* _Exercise_
Search the data below for the string "Ответить". Extract every line that contains it.

[Entries from a dataset]
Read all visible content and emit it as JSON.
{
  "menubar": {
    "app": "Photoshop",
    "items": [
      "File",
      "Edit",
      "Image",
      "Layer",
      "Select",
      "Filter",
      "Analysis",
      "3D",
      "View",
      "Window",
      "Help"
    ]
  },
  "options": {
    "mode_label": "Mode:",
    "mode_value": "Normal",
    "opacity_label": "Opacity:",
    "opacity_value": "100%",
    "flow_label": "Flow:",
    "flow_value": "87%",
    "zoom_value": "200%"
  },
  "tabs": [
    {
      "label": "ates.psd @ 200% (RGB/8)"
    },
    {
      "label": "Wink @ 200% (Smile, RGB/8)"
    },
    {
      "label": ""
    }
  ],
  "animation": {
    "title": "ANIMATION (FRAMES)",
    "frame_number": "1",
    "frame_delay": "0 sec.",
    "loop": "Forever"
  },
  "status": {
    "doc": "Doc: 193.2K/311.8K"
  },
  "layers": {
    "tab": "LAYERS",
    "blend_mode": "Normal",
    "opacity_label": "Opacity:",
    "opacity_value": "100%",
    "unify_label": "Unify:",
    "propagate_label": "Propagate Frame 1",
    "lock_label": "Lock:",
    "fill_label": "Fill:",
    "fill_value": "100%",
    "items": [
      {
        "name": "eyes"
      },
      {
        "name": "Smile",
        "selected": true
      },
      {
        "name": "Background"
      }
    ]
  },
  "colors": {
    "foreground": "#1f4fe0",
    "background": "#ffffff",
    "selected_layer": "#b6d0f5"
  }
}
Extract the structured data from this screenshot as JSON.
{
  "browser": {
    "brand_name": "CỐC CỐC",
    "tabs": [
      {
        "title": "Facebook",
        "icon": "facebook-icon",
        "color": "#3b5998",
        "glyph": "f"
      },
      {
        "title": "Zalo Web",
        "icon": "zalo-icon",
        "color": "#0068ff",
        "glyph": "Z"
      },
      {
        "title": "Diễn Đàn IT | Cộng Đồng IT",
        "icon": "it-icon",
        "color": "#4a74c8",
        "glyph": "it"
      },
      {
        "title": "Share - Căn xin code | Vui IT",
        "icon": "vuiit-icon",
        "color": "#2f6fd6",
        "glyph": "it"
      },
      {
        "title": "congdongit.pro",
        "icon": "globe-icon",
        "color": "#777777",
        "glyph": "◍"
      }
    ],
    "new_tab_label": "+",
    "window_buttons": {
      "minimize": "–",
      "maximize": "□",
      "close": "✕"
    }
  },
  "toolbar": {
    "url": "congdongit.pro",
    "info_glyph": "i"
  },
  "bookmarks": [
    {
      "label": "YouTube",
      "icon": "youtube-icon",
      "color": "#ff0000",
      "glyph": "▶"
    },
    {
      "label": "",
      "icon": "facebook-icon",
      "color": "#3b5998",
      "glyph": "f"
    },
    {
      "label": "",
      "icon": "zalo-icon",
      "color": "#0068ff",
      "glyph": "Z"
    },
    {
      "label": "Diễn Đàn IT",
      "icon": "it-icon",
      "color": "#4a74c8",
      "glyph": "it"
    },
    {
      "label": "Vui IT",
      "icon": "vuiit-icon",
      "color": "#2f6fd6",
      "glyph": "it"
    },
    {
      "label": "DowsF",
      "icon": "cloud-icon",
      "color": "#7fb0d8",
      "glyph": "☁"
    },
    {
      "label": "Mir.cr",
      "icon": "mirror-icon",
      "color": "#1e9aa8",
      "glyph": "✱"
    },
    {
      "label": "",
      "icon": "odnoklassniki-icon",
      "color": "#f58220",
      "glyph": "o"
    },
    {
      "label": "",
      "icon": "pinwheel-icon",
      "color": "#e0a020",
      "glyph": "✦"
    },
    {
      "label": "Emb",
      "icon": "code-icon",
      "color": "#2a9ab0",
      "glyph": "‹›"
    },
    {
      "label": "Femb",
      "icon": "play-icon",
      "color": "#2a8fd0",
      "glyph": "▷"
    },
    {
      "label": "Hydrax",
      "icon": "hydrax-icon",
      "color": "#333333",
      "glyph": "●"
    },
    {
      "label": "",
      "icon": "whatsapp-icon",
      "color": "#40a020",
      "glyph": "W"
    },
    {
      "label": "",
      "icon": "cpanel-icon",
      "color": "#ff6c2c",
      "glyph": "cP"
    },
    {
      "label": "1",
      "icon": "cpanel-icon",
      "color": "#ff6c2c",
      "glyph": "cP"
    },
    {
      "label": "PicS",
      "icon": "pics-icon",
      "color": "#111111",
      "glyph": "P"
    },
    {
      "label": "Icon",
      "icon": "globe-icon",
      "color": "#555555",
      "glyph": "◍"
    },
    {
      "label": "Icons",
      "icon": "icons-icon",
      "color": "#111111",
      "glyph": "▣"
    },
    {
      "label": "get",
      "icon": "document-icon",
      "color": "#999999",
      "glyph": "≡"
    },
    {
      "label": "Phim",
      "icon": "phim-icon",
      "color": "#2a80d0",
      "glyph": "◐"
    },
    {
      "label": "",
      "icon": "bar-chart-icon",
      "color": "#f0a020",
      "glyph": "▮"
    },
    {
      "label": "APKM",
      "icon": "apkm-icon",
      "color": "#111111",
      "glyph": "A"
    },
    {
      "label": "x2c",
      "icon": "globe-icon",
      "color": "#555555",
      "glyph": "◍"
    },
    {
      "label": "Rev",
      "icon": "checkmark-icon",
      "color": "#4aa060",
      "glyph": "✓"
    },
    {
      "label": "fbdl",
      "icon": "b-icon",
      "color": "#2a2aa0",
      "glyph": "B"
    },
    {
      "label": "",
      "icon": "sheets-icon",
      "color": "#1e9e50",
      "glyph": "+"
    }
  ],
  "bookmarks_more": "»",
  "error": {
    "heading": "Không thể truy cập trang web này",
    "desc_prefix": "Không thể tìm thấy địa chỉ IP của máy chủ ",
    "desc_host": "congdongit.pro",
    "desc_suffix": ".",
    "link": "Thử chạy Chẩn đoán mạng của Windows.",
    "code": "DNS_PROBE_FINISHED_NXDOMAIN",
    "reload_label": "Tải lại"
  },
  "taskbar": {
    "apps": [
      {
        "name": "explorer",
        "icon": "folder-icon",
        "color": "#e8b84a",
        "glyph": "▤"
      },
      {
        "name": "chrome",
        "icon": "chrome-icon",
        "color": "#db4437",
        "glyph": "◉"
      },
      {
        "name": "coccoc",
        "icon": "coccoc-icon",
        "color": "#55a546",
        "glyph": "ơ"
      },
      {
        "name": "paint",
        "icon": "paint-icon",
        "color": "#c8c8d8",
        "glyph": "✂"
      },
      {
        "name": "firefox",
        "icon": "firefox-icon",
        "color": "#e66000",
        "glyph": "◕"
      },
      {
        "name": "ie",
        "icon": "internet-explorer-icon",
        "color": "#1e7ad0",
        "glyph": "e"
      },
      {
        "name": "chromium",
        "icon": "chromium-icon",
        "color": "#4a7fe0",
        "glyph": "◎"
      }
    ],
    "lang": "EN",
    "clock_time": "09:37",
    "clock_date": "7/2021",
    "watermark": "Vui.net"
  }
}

...

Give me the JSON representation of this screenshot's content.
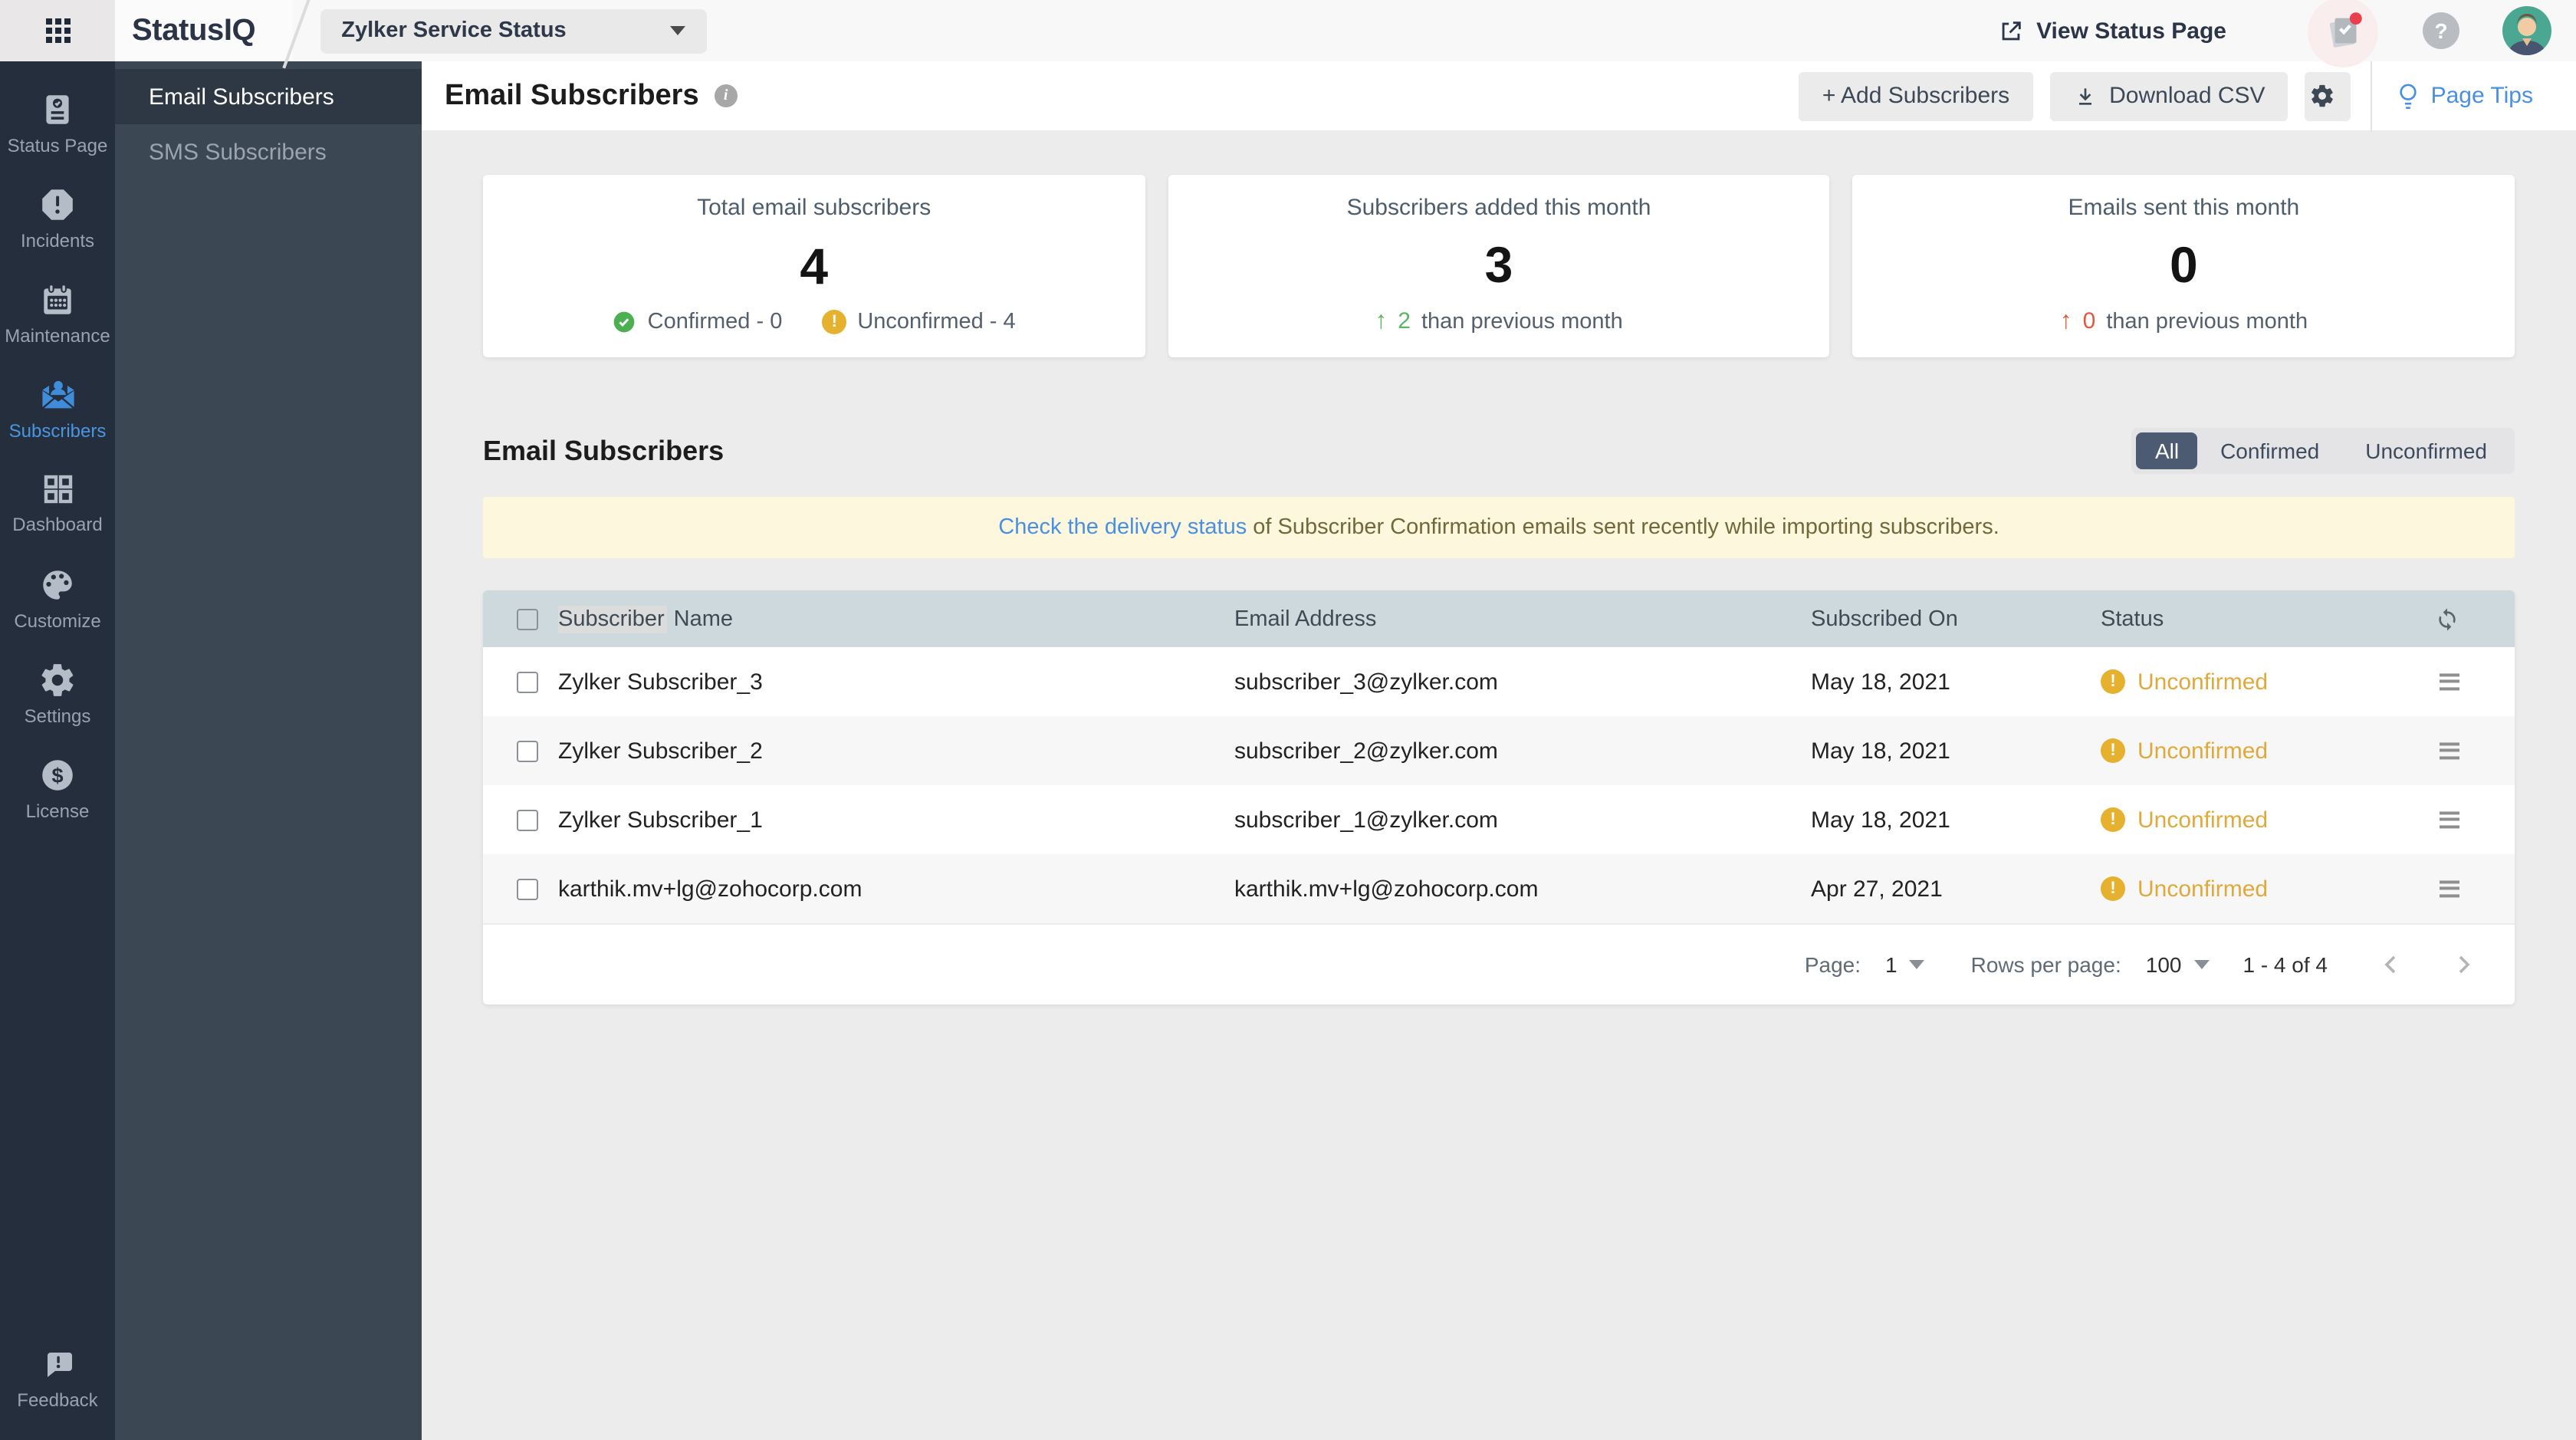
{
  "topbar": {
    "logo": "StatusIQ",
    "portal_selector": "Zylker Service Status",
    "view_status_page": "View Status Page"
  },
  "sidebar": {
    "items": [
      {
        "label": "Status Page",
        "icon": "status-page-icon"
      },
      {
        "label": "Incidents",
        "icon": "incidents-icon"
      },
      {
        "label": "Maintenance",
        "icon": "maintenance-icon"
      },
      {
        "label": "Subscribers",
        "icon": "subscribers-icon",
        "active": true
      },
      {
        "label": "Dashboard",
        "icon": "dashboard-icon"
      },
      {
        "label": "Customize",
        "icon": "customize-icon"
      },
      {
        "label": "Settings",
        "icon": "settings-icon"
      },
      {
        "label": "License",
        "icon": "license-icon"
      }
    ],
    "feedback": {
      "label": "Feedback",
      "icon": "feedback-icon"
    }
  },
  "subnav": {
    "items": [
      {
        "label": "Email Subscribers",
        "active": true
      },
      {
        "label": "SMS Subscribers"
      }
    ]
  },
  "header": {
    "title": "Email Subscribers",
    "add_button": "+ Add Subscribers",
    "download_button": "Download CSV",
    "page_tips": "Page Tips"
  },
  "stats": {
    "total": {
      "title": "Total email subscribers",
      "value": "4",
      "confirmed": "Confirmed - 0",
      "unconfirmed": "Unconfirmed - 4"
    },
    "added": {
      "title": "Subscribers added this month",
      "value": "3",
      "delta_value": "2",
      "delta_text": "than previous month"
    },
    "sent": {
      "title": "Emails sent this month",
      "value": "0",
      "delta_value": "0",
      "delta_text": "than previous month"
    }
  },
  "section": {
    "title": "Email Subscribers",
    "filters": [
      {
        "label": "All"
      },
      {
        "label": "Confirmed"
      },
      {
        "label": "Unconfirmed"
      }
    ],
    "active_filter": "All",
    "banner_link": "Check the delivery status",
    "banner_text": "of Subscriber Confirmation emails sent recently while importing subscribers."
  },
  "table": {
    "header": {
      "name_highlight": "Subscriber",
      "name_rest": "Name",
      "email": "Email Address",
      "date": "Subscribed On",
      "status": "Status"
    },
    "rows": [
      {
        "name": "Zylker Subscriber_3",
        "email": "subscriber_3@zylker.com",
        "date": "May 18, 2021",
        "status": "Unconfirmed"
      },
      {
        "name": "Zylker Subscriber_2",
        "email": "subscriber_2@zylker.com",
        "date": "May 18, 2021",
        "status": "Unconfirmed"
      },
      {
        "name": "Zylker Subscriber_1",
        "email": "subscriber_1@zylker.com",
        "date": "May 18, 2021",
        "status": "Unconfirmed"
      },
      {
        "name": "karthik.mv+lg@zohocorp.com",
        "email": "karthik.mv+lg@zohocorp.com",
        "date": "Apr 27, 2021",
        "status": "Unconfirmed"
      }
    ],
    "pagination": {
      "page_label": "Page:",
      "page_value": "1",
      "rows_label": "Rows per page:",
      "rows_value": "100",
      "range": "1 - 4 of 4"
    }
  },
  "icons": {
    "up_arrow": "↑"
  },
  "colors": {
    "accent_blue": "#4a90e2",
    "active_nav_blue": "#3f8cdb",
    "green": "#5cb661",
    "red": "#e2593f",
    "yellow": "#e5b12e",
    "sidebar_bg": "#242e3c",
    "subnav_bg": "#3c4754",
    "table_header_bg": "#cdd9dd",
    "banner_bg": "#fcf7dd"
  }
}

==

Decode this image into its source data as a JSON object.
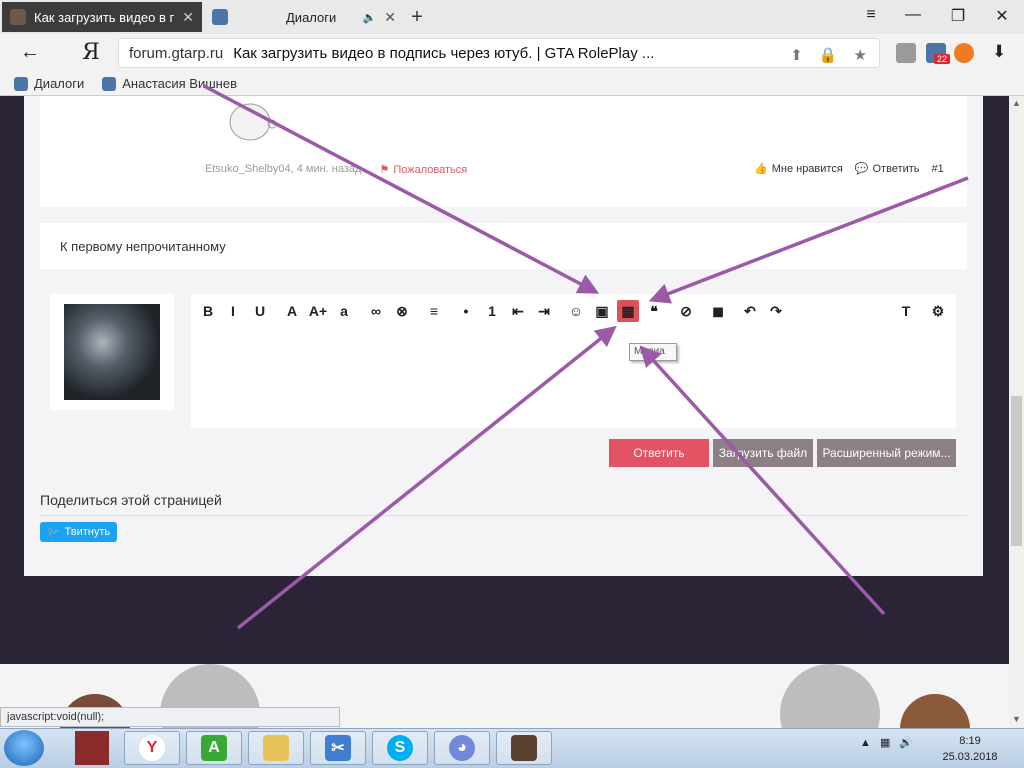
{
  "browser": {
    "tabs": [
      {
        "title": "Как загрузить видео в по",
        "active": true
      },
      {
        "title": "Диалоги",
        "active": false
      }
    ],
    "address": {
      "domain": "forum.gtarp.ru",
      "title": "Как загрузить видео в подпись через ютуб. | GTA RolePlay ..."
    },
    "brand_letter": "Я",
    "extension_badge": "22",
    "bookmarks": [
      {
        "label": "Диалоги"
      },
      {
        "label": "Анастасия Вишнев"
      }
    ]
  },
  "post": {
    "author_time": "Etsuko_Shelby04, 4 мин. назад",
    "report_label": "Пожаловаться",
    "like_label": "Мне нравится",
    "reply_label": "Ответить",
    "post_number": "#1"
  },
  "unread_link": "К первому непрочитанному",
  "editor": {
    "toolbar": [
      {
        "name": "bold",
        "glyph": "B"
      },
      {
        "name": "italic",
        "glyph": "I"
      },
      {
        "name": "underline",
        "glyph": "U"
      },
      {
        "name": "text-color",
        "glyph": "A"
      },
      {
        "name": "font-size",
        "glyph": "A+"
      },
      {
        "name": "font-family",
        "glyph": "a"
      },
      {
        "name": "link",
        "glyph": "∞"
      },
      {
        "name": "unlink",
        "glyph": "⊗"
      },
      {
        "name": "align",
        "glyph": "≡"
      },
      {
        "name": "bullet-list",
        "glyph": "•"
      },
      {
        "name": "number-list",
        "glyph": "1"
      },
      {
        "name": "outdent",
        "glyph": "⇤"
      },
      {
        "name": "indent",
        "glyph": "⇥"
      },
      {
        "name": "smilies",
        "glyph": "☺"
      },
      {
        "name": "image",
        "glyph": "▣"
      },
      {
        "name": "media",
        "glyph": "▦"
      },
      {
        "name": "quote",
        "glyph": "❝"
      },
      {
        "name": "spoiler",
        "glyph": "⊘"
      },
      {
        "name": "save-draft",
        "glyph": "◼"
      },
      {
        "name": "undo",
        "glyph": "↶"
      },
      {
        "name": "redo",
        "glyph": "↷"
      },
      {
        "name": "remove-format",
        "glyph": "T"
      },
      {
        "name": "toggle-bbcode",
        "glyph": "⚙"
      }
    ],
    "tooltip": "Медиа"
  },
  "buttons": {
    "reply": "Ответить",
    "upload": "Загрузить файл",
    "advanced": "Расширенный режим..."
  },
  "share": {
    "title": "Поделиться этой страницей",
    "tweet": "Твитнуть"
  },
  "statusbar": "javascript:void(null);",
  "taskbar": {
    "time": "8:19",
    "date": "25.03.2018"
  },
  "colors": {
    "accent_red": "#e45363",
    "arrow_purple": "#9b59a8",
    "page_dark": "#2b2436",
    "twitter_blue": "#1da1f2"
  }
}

* _Written answer_
    "reply_label": "Ответить",
    "reply": "Ответить",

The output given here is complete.